◆ Supplied records ◆
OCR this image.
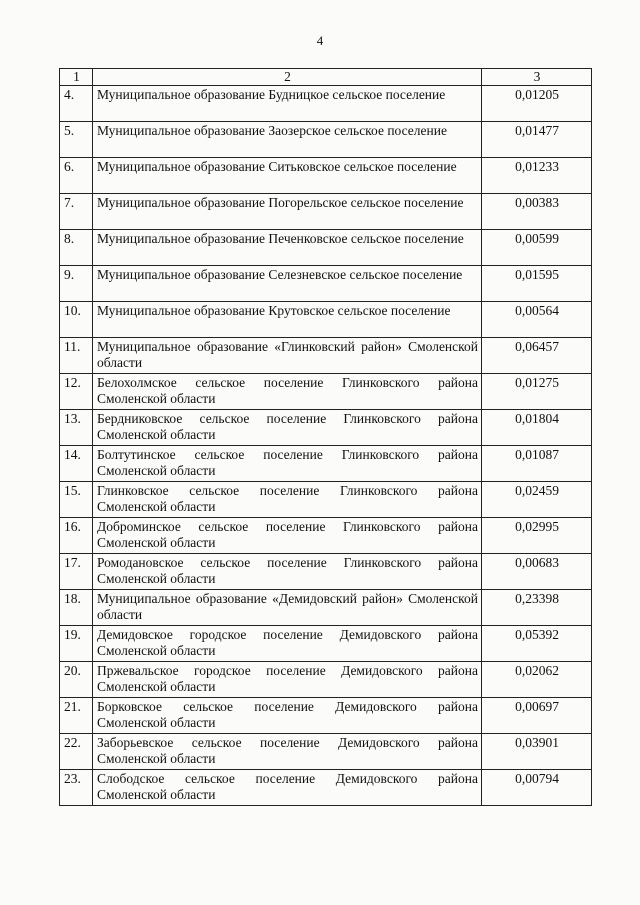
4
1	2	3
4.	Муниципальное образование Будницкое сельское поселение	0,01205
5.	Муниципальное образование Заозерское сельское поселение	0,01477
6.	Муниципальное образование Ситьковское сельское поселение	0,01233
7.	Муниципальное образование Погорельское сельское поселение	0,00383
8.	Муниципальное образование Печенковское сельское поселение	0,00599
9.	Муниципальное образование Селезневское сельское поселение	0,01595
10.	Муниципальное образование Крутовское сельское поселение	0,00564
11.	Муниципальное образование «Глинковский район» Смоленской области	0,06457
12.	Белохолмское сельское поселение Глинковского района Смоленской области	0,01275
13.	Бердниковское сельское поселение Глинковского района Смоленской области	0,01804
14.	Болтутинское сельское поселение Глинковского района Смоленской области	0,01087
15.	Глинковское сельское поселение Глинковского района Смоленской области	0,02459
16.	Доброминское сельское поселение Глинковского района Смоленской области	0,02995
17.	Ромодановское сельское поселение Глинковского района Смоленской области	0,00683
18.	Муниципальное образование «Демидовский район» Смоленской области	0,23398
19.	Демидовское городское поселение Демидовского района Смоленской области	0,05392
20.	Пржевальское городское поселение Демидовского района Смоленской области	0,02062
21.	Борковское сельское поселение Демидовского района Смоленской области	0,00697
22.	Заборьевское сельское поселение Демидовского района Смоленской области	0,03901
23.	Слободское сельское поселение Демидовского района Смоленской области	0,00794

---

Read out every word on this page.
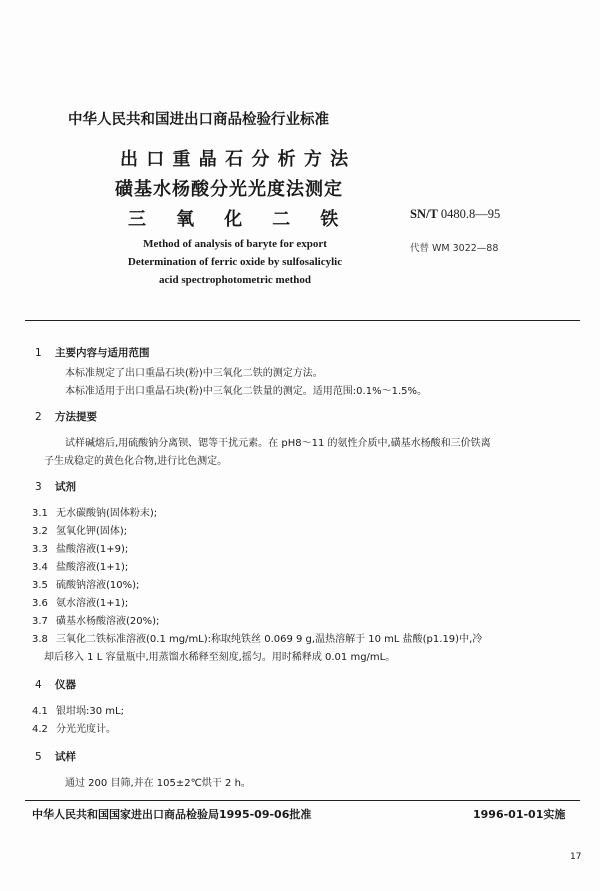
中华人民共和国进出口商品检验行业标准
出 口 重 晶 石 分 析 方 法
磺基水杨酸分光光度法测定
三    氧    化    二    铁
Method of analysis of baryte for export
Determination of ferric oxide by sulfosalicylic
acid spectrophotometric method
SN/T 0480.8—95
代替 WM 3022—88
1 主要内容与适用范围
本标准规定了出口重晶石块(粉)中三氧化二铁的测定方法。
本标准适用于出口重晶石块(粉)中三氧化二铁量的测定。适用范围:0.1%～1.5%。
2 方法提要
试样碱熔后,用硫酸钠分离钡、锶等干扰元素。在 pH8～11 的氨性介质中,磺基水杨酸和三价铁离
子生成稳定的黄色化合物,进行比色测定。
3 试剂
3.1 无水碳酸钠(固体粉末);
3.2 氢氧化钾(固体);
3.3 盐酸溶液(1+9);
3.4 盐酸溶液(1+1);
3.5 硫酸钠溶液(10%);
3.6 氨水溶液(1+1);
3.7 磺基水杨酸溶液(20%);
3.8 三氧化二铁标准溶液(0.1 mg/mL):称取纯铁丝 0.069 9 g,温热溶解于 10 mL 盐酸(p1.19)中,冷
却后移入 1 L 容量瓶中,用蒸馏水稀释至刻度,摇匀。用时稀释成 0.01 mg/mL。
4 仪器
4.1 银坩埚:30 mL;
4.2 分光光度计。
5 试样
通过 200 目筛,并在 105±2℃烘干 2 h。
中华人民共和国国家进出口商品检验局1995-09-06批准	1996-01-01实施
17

◆ Challenge ◆
Extract every line above that contains the word "Глинковского".

◆ Result of the task ◆
12.	Белохолмское сельское поселение Глинковского района Смоленской области	0,01275
13.	Бердниковское сельское поселение Глинковского района Смоленской области	0,01804
14.	Болтутинское сельское поселение Глинковского района Смоленской области	0,01087
15.	Глинковское сельское поселение Глинковского района Смоленской области	0,02459
16.	Доброминское сельское поселение Глинковского района Смоленской области	0,02995
17.	Ромодановское сельское поселение Глинковского района Смоленской области	0,00683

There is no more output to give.